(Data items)
----------

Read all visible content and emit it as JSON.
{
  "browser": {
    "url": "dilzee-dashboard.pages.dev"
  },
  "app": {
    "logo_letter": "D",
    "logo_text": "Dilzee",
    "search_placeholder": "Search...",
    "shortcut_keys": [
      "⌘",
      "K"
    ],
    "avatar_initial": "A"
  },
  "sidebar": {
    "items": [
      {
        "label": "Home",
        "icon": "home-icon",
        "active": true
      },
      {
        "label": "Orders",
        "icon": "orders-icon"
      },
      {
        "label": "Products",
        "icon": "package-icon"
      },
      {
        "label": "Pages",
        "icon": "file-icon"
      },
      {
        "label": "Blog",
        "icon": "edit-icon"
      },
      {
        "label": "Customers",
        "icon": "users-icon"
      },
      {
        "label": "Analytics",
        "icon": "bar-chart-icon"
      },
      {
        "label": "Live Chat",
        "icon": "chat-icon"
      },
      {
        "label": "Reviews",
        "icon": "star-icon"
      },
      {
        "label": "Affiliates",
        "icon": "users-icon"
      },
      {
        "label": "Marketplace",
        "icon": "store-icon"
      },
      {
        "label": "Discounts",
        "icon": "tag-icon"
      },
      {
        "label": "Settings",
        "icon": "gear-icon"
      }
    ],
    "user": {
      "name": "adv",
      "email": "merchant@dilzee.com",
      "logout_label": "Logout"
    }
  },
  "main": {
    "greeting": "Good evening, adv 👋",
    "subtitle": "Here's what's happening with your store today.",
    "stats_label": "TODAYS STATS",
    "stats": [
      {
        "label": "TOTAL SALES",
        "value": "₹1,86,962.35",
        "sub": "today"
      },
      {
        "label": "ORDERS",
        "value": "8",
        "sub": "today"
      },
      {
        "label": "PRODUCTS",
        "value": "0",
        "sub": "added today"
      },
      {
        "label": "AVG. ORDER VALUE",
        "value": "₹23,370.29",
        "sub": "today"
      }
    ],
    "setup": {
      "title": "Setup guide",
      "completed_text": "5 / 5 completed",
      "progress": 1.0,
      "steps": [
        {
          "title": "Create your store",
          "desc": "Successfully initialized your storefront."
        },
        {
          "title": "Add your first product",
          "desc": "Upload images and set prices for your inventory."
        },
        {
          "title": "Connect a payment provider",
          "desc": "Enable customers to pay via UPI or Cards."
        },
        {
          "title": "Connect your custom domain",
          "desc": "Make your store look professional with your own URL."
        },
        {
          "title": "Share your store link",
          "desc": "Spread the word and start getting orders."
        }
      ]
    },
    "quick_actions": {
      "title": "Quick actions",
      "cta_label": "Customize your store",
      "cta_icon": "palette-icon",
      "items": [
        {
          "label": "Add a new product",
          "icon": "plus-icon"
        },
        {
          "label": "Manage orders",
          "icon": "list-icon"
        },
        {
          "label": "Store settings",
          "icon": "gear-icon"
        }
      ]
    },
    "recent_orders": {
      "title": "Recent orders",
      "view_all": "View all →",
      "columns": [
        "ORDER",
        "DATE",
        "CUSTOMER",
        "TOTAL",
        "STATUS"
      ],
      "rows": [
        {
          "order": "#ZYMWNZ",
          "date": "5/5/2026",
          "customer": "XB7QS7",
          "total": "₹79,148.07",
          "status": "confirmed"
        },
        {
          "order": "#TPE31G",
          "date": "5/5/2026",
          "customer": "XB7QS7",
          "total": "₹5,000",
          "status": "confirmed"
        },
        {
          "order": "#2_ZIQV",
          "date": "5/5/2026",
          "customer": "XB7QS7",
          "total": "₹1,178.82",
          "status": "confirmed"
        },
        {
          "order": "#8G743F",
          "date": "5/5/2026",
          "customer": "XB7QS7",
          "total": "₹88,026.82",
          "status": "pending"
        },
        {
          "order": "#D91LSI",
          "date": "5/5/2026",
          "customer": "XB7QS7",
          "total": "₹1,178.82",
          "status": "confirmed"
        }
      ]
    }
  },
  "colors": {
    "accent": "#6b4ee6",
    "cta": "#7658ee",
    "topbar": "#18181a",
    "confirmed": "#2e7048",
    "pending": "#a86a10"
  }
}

----------

= REQUIRED WORK =
Your task is to print the whole listing again exactly.

= CORRECT OUTPUT =
Read all visible content and emit it as JSON.
{
  "browser": {
    "url": "dilzee-dashboard.pages.dev"
  },
  "app": {
    "logo_letter": "D",
    "logo_text": "Dilzee",
    "search_placeholder": "Search...",
    "shortcut_keys": [
      "⌘",
      "K"
    ],
    "avatar_initial": "A"
  },
  "sidebar": {
    "items": [
      {
        "label": "Home",
        "icon": "home-icon",
        "active": true
      },
      {
        "label": "Orders",
        "icon": "orders-icon"
      },
      {
        "label": "Products",
        "icon": "package-icon"
      },
      {
        "label": "Pages",
        "icon": "file-icon"
      },
      {
        "label": "Blog",
        "icon": "edit-icon"
      },
      {
        "label": "Customers",
        "icon": "users-icon"
      },
      {
        "label": "Analytics",
        "icon": "bar-chart-icon"
      },
      {
        "label": "Live Chat",
        "icon": "chat-icon"
      },
      {
        "label": "Reviews",
        "icon": "star-icon"
      },
      {
        "label": "Affiliates",
        "icon": "users-icon"
      },
      {
        "label": "Marketplace",
        "icon": "store-icon"
      },
      {
        "label": "Discounts",
        "icon": "tag-icon"
      },
      {
        "label": "Settings",
        "icon": "gear-icon"
      }
    ],
    "user": {
      "name": "adv",
      "email": "merchant@dilzee.com",
      "logout_label": "Logout"
    }
  },
  "main": {
    "greeting": "Good evening, adv 👋",
    "subtitle": "Here's what's happening with your store today.",
    "stats_label": "TODAYS STATS",
    "stats": [
      {
        "label": "TOTAL SALES",
        "value": "₹1,86,962.35",
        "sub": "today"
      },
      {
        "label": "ORDERS",
        "value": "8",
        "sub": "today"
      },
      {
        "label": "PRODUCTS",
        "value": "0",
        "sub": "added today"
      },
      {
        "label": "AVG. ORDER VALUE",
        "value": "₹23,370.29",
        "sub": "today"
      }
    ],
    "setup": {
      "title": "Setup guide",
      "completed_text": "5 / 5 completed",
      "progress": 1.0,
      "steps": [
        {
          "title": "Create your store",
          "desc": "Successfully initialized your storefront."
        },
        {
          "title": "Add your first product",
          "desc": "Upload images and set prices for your inventory."
        },
        {
          "title": "Connect a payment provider",
          "desc": "Enable customers to pay via UPI or Cards."
        },
        {
          "title": "Connect your custom domain",
          "desc": "Make your store look professional with your own URL."
        },
        {
          "title": "Share your store link",
          "desc": "Spread the word and start getting orders."
        }
      ]
    },
    "quick_actions": {
      "title": "Quick actions",
      "cta_label": "Customize your store",
      "cta_icon": "palette-icon",
      "items": [
        {
          "label": "Add a new product",
          "icon": "plus-icon"
        },
        {
          "label": "Manage orders",
          "icon": "list-icon"
        },
        {
          "label": "Store settings",
          "icon": "gear-icon"
        }
      ]
    },
    "recent_orders": {
      "title": "Recent orders",
      "view_all": "View all →",
      "columns": [
        "ORDER",
        "DATE",
        "CUSTOMER",
        "TOTAL",
        "STATUS"
      ],
      "rows": [
        {
          "order": "#ZYMWNZ",
          "date": "5/5/2026",
          "customer": "XB7QS7",
          "total": "₹79,148.07",
          "status": "confirmed"
        },
        {
          "order": "#TPE31G",
          "date": "5/5/2026",
          "customer": "XB7QS7",
          "total": "₹5,000",
          "status": "confirmed"
        },
        {
          "order": "#2_ZIQV",
          "date": "5/5/2026",
          "customer": "XB7QS7",
          "total": "₹1,178.82",
          "status": "confirmed"
        },
        {
          "order": "#8G743F",
          "date": "5/5/2026",
          "customer": "XB7QS7",
          "total": "₹88,026.82",
          "status": "pending"
        },
        {
          "order": "#D91LSI",
          "date": "5/5/2026",
          "customer": "XB7QS7",
          "total": "₹1,178.82",
          "status": "confirmed"
        }
      ]
    }
  },
  "colors": {
    "accent": "#6b4ee6",
    "cta": "#7658ee",
    "topbar": "#18181a",
    "confirmed": "#2e7048",
    "pending": "#a86a10"
  }
}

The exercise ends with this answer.